Records for the task:
= = = = =

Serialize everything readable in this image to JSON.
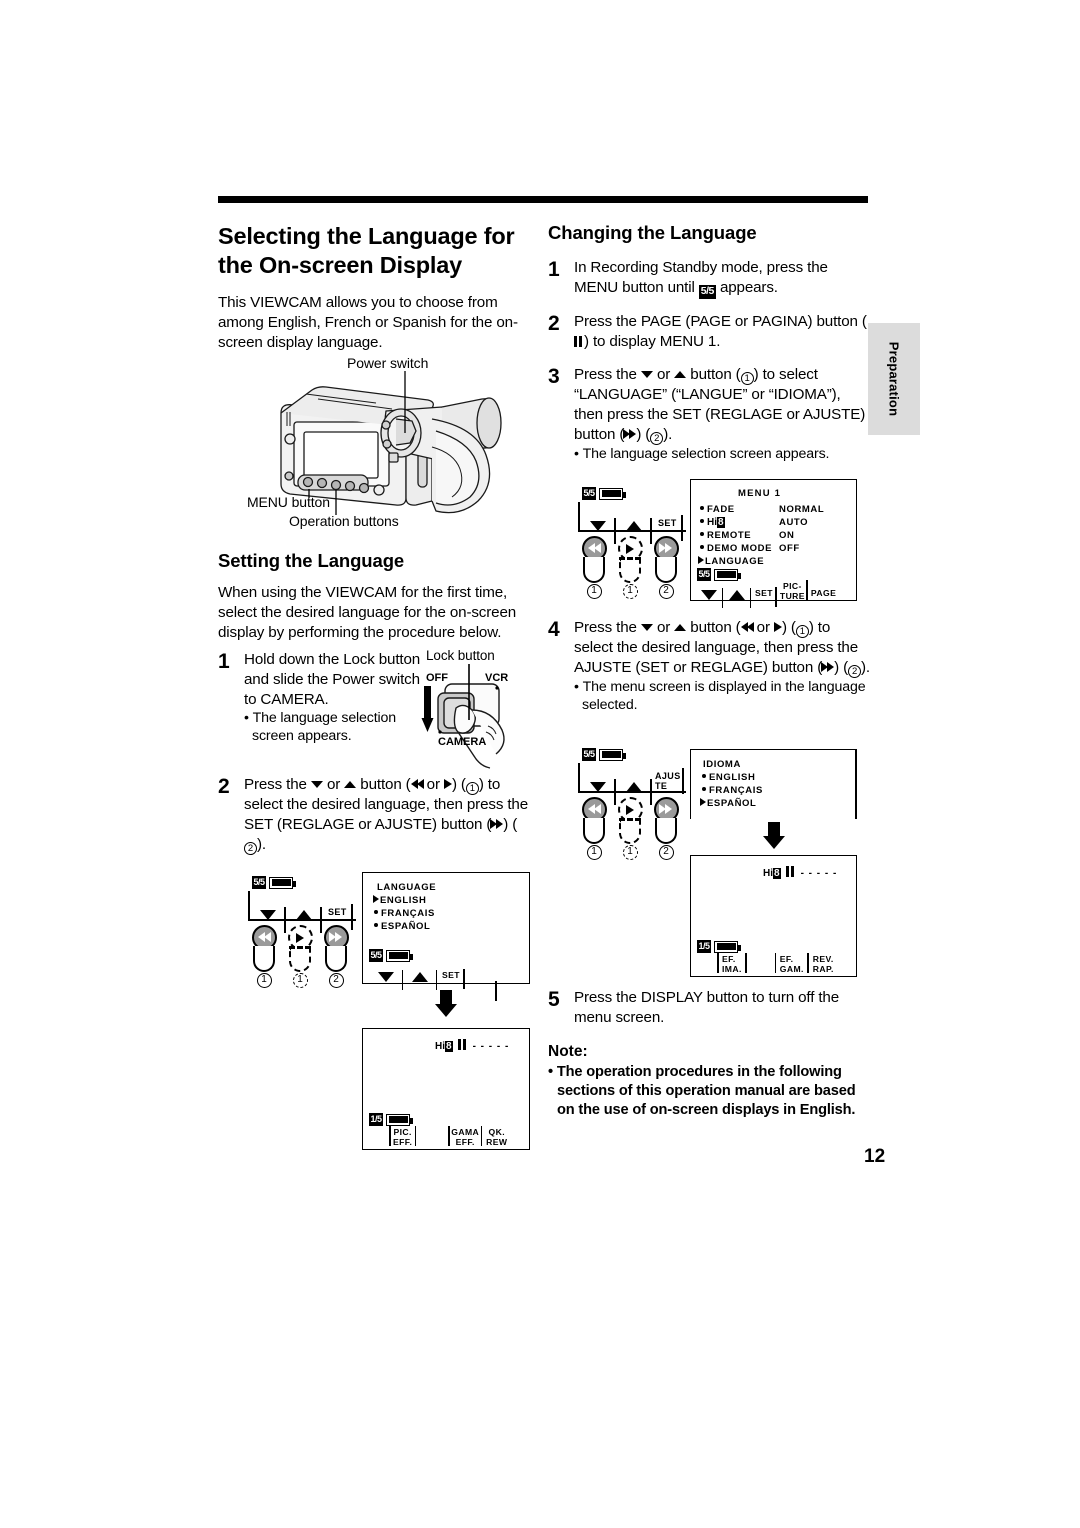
{
  "page": {
    "number": "12",
    "side_tab": "Preparation"
  },
  "left_column": {
    "title": "Selecting the Language for the On-screen Display",
    "intro": "This VIEWCAM allows you to choose from among English, French or Spanish for the on-screen display language.",
    "camera_figure": {
      "label_power_switch": "Power switch",
      "label_menu_button": "MENU button",
      "label_operation_buttons": "Operation buttons"
    },
    "section_title": "Setting the Language",
    "section_intro": "When using the VIEWCAM for the first time, select the desired language for the on-screen display by performing the procedure below.",
    "steps": [
      {
        "num": "1",
        "text_parts": [
          "Hold down the Lock button and slide the Power switch to CAMERA."
        ],
        "sub": "The language selection screen appears."
      },
      {
        "num": "2",
        "sub": ""
      }
    ],
    "step2_text": {
      "a": "Press the ",
      "b": " or ",
      "c": " button (",
      "d": " or ",
      "e": ") (",
      "f": "1",
      "g": ") to select the desired language, then press the SET (REGLAGE or AJUSTE) button (",
      "h": ") (",
      "i": "2",
      "j": ")."
    },
    "lock_figure": {
      "label": "Lock button",
      "pos_off": "OFF",
      "pos_vcr": "VCR",
      "pos_camera": "CAMERA"
    }
  },
  "right_column": {
    "section_title": "Changing the Language",
    "steps": [
      {
        "num": "1",
        "a": "In Recording Standby mode, press the MENU button until ",
        "badge": "5/5",
        "b": " appears."
      },
      {
        "num": "2",
        "a": "Press the PAGE (PAGE or PAGINA) button (",
        "b": ") to display MENU 1."
      },
      {
        "num": "3",
        "a": "Press the ",
        "b": " or ",
        "c": " button (",
        "d": "1",
        "e": ") to select “LANGUAGE” (“LANGUE” or “IDIOMA”), then press the SET (REGLAGE or AJUSTE) button (",
        "f": ") (",
        "g": "2",
        "h": ").",
        "sub": "The language selection screen appears."
      },
      {
        "num": "4",
        "a": "Press the ",
        "b": " or ",
        "c": " button (",
        "d": " or ",
        "e": ") (",
        "f": "1",
        "g": ") to select the desired language, then press the AJUSTE (SET or REGLAGE) button (",
        "h": ") (",
        "i": "2",
        "j": ").",
        "sub": "The menu screen is displayed in the language selected."
      },
      {
        "num": "5",
        "a": "Press the DISPLAY button to turn off the menu screen."
      }
    ],
    "note": {
      "heading": "Note:",
      "bullet": "The operation procedures in the following sections of this operation manual are based on the use of on-screen displays in English."
    }
  },
  "osd_screens": {
    "menu1": {
      "title": "MENU  1",
      "rows": [
        {
          "marker": "dot",
          "label": "FADE",
          "value": "NORMAL"
        },
        {
          "marker": "dot",
          "label": "Hi8",
          "value": "AUTO"
        },
        {
          "marker": "dot",
          "label": "REMOTE",
          "value": "ON"
        },
        {
          "marker": "dot",
          "label": "DEMO MODE",
          "value": "OFF"
        },
        {
          "marker": "arrow",
          "label": "LANGUAGE",
          "value": ""
        }
      ],
      "status_badge": "5/5",
      "softkeys": [
        "SET",
        "PIC-\nTURE",
        "PAGE"
      ],
      "softkey_set": "SET",
      "softkey_picture_top": "PIC-",
      "softkey_picture_bottom": "TURE",
      "softkey_page": "PAGE"
    },
    "language_en": {
      "title": "LANGUAGE",
      "rows": [
        {
          "marker": "arrow",
          "label": "ENGLISH"
        },
        {
          "marker": "dot",
          "label": "FRANÇAIS"
        },
        {
          "marker": "dot",
          "label": "ESPAÑOL"
        }
      ],
      "status_badge": "5/5",
      "softkey_set": "SET"
    },
    "language_es": {
      "title": "IDIOMA",
      "rows": [
        {
          "marker": "dot",
          "label": "ENGLISH"
        },
        {
          "marker": "dot",
          "label": "FRANÇAIS"
        },
        {
          "marker": "arrow",
          "label": "ESPAÑOL"
        }
      ]
    },
    "standby_en": {
      "hi8": "Hi8",
      "tape_dashes": "- - - - -",
      "status_badge": "1/5",
      "softkeys": [
        {
          "top": "PIC.",
          "bottom": "EFF."
        },
        {
          "top": "GAMA",
          "bottom": "EFF."
        },
        {
          "top": "QK.",
          "bottom": "REW"
        }
      ]
    },
    "standby_es": {
      "hi8": "Hi8",
      "tape_dashes": "- - - - -",
      "status_badge": "1/5",
      "softkeys": [
        {
          "top": "EF.",
          "bottom": "IMA."
        },
        {
          "top": "EF.",
          "bottom": "GAM."
        },
        {
          "top": "REV.",
          "bottom": "RAP."
        }
      ]
    }
  },
  "control_widgets": {
    "set_widget": {
      "badge": "5/5",
      "key_label": "SET",
      "thumbs": [
        {
          "icon": "rewind-icon",
          "number": "1",
          "dashed": false
        },
        {
          "icon": "play-icon",
          "number": "1",
          "dashed": true
        },
        {
          "icon": "forward-icon",
          "number": "2",
          "dashed": false
        }
      ]
    },
    "ajuste_widget": {
      "badge": "5/5",
      "key_label_top": "AJUS",
      "key_label_bottom": "TE",
      "thumbs": [
        {
          "icon": "rewind-icon",
          "number": "1",
          "dashed": false
        },
        {
          "icon": "play-icon",
          "number": "1",
          "dashed": true
        },
        {
          "icon": "forward-icon",
          "number": "2",
          "dashed": false
        }
      ]
    }
  }
}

= = = = =

Given exercise: Each line of the data is to be duplicated exactly; pictures stay out of the copy.

Exercise output:
Serialize everything readable in this image to JSON.
{
  "page": {
    "number": "12",
    "side_tab": "Preparation"
  },
  "left_column": {
    "title": "Selecting the Language for the On-screen Display",
    "intro": "This VIEWCAM allows you to choose from among English, French or Spanish for the on-screen display language.",
    "camera_figure": {
      "label_power_switch": "Power switch",
      "label_menu_button": "MENU button",
      "label_operation_buttons": "Operation buttons"
    },
    "section_title": "Setting the Language",
    "section_intro": "When using the VIEWCAM for the first time, select the desired language for the on-screen display by performing the procedure below.",
    "steps": [
      {
        "num": "1",
        "text_parts": [
          "Hold down the Lock button and slide the Power switch to CAMERA."
        ],
        "sub": "The language selection screen appears."
      },
      {
        "num": "2",
        "sub": ""
      }
    ],
    "step2_text": {
      "a": "Press the ",
      "b": " or ",
      "c": " button (",
      "d": " or ",
      "e": ") (",
      "f": "1",
      "g": ") to select the desired language, then press the SET (REGLAGE or AJUSTE) button (",
      "h": ") (",
      "i": "2",
      "j": ")."
    },
    "lock_figure": {
      "label": "Lock button",
      "pos_off": "OFF",
      "pos_vcr": "VCR",
      "pos_camera": "CAMERA"
    }
  },
  "right_column": {
    "section_title": "Changing the Language",
    "steps": [
      {
        "num": "1",
        "a": "In Recording Standby mode, press the MENU button until ",
        "badge": "5/5",
        "b": " appears."
      },
      {
        "num": "2",
        "a": "Press the PAGE (PAGE or PAGINA) button (",
        "b": ") to display MENU 1."
      },
      {
        "num": "3",
        "a": "Press the ",
        "b": " or ",
        "c": " button (",
        "d": "1",
        "e": ") to select “LANGUAGE” (“LANGUE” or “IDIOMA”), then press the SET (REGLAGE or AJUSTE) button (",
        "f": ") (",
        "g": "2",
        "h": ").",
        "sub": "The language selection screen appears."
      },
      {
        "num": "4",
        "a": "Press the ",
        "b": " or ",
        "c": " button (",
        "d": " or ",
        "e": ") (",
        "f": "1",
        "g": ") to select the desired language, then press the AJUSTE (SET or REGLAGE) button (",
        "h": ") (",
        "i": "2",
        "j": ").",
        "sub": "The menu screen is displayed in the language selected."
      },
      {
        "num": "5",
        "a": "Press the DISPLAY button to turn off the menu screen."
      }
    ],
    "note": {
      "heading": "Note:",
      "bullet": "The operation procedures in the following sections of this operation manual are based on the use of on-screen displays in English."
    }
  },
  "osd_screens": {
    "menu1": {
      "title": "MENU  1",
      "rows": [
        {
          "marker": "dot",
          "label": "FADE",
          "value": "NORMAL"
        },
        {
          "marker": "dot",
          "label": "Hi8",
          "value": "AUTO"
        },
        {
          "marker": "dot",
          "label": "REMOTE",
          "value": "ON"
        },
        {
          "marker": "dot",
          "label": "DEMO MODE",
          "value": "OFF"
        },
        {
          "marker": "arrow",
          "label": "LANGUAGE",
          "value": ""
        }
      ],
      "status_badge": "5/5",
      "softkeys": [
        "SET",
        "PIC-\nTURE",
        "PAGE"
      ],
      "softkey_set": "SET",
      "softkey_picture_top": "PIC-",
      "softkey_picture_bottom": "TURE",
      "softkey_page": "PAGE"
    },
    "language_en": {
      "title": "LANGUAGE",
      "rows": [
        {
          "marker": "arrow",
          "label": "ENGLISH"
        },
        {
          "marker": "dot",
          "label": "FRANÇAIS"
        },
        {
          "marker": "dot",
          "label": "ESPAÑOL"
        }
      ],
      "status_badge": "5/5",
      "softkey_set": "SET"
    },
    "language_es": {
      "title": "IDIOMA",
      "rows": [
        {
          "marker": "dot",
          "label": "ENGLISH"
        },
        {
          "marker": "dot",
          "label": "FRANÇAIS"
        },
        {
          "marker": "arrow",
          "label": "ESPAÑOL"
        }
      ]
    },
    "standby_en": {
      "hi8": "Hi8",
      "tape_dashes": "- - - - -",
      "status_badge": "1/5",
      "softkeys": [
        {
          "top": "PIC.",
          "bottom": "EFF."
        },
        {
          "top": "GAMA",
          "bottom": "EFF."
        },
        {
          "top": "QK.",
          "bottom": "REW"
        }
      ]
    },
    "standby_es": {
      "hi8": "Hi8",
      "tape_dashes": "- - - - -",
      "status_badge": "1/5",
      "softkeys": [
        {
          "top": "EF.",
          "bottom": "IMA."
        },
        {
          "top": "EF.",
          "bottom": "GAM."
        },
        {
          "top": "REV.",
          "bottom": "RAP."
        }
      ]
    }
  },
  "control_widgets": {
    "set_widget": {
      "badge": "5/5",
      "key_label": "SET",
      "thumbs": [
        {
          "icon": "rewind-icon",
          "number": "1",
          "dashed": false
        },
        {
          "icon": "play-icon",
          "number": "1",
          "dashed": true
        },
        {
          "icon": "forward-icon",
          "number": "2",
          "dashed": false
        }
      ]
    },
    "ajuste_widget": {
      "badge": "5/5",
      "key_label_top": "AJUS",
      "key_label_bottom": "TE",
      "thumbs": [
        {
          "icon": "rewind-icon",
          "number": "1",
          "dashed": false
        },
        {
          "icon": "play-icon",
          "number": "1",
          "dashed": true
        },
        {
          "icon": "forward-icon",
          "number": "2",
          "dashed": false
        }
      ]
    }
  }
}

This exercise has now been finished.